● **Given instruction**
Scan the material and copy every line in which "oils" appears.

....

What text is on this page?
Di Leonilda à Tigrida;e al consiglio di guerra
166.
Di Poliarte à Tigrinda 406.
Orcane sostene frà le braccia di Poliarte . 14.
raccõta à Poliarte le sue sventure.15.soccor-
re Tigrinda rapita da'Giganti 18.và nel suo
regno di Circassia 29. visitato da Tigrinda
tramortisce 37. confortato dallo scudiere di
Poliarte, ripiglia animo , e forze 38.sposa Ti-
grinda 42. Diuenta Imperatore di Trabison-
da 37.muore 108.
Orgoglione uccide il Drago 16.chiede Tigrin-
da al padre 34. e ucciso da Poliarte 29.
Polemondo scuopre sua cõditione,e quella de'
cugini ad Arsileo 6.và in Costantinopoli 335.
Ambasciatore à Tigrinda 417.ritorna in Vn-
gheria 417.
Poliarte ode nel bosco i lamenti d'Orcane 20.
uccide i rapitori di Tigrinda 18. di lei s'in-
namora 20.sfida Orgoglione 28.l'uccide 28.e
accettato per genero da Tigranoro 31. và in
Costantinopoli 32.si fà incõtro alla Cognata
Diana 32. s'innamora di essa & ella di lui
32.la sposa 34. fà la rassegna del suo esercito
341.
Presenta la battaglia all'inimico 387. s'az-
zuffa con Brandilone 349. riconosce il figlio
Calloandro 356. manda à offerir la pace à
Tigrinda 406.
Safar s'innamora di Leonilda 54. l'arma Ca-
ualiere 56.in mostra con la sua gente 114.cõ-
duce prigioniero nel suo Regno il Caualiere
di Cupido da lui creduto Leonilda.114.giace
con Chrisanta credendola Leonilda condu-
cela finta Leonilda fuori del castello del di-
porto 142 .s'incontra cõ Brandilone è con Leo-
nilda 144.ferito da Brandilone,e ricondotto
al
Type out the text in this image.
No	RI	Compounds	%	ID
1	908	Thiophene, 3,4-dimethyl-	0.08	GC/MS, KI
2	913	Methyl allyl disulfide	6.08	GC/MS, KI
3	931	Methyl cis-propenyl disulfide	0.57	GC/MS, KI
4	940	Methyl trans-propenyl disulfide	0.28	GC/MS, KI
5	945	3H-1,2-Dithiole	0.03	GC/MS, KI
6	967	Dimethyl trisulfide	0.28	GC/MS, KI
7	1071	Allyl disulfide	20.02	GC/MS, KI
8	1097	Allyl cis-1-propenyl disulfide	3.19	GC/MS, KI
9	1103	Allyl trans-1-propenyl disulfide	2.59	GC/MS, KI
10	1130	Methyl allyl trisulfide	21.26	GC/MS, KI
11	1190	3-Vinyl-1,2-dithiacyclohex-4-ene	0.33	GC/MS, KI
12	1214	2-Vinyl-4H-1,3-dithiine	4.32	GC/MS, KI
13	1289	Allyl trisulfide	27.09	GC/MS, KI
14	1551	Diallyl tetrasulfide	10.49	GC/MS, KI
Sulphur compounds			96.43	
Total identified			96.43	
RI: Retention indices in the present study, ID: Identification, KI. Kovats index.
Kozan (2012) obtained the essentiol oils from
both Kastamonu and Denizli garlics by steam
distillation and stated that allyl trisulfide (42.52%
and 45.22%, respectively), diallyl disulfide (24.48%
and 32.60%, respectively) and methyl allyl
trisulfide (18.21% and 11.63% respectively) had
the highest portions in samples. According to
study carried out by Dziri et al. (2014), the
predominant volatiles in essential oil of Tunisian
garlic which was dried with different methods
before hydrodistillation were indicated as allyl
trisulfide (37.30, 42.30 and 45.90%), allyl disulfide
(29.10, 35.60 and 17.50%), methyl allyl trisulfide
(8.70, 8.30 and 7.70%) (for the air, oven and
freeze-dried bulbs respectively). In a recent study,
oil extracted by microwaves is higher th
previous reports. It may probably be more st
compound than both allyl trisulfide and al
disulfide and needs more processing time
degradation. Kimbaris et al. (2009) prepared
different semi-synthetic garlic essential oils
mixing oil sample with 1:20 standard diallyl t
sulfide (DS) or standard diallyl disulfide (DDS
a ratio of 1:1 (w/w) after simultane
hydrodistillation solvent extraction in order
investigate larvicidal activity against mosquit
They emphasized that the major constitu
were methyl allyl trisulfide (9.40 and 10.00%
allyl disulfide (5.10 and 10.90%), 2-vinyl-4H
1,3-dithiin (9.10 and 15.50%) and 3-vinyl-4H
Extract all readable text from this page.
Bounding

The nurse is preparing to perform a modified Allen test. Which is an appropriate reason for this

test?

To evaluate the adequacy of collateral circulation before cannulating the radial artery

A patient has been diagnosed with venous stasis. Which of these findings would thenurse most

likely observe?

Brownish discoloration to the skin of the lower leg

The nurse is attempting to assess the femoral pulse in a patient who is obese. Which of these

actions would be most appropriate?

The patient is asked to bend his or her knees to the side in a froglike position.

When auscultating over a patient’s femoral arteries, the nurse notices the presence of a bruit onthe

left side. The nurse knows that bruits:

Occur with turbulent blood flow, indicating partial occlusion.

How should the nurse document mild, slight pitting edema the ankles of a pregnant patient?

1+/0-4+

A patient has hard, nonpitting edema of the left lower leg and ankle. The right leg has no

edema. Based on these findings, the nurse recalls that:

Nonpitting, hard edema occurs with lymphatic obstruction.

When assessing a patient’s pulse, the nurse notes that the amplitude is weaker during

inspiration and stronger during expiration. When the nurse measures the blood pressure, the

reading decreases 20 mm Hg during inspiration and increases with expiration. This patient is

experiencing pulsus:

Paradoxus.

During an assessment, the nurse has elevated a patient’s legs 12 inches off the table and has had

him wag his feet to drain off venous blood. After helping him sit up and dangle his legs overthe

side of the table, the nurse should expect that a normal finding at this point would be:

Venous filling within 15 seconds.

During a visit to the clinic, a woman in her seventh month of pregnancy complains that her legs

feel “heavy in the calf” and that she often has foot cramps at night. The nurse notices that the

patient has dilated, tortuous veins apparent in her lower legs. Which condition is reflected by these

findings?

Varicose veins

....

● **Correct result**
Kozan (2012) obtained the essentiol oils from
different semi-synthetic garlic essential oils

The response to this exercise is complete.